(Stored data)
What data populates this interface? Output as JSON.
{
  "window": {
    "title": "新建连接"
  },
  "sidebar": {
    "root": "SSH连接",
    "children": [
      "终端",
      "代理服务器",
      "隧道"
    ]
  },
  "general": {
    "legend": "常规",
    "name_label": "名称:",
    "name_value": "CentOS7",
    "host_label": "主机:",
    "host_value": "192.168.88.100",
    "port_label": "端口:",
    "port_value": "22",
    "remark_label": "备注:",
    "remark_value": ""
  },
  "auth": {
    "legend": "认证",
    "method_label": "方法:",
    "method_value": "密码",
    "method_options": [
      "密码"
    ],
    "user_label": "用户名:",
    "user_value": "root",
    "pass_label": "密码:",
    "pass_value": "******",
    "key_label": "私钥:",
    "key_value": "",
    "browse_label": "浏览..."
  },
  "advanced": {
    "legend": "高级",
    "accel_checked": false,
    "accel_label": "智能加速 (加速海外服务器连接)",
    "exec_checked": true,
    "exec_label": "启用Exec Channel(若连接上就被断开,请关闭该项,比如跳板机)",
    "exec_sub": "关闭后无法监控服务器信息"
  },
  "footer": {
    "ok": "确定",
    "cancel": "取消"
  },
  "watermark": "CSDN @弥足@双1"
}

### Work instructions
Produce a verbatim transcription of the entries above.

### Task output
What data populates this interface? Output as JSON.
{
  "window": {
    "title": "新建连接"
  },
  "sidebar": {
    "root": "SSH连接",
    "children": [
      "终端",
      "代理服务器",
      "隧道"
    ]
  },
  "general": {
    "legend": "常规",
    "name_label": "名称:",
    "name_value": "CentOS7",
    "host_label": "主机:",
    "host_value": "192.168.88.100",
    "port_label": "端口:",
    "port_value": "22",
    "remark_label": "备注:",
    "remark_value": ""
  },
  "auth": {
    "legend": "认证",
    "method_label": "方法:",
    "method_value": "密码",
    "method_options": [
      "密码"
    ],
    "user_label": "用户名:",
    "user_value": "root",
    "pass_label": "密码:",
    "pass_value": "******",
    "key_label": "私钥:",
    "key_value": "",
    "browse_label": "浏览..."
  },
  "advanced": {
    "legend": "高级",
    "accel_checked": false,
    "accel_label": "智能加速 (加速海外服务器连接)",
    "exec_checked": true,
    "exec_label": "启用Exec Channel(若连接上就被断开,请关闭该项,比如跳板机)",
    "exec_sub": "关闭后无法监控服务器信息"
  },
  "footer": {
    "ok": "确定",
    "cancel": "取消"
  },
  "watermark": "CSDN @弥足@双1"
}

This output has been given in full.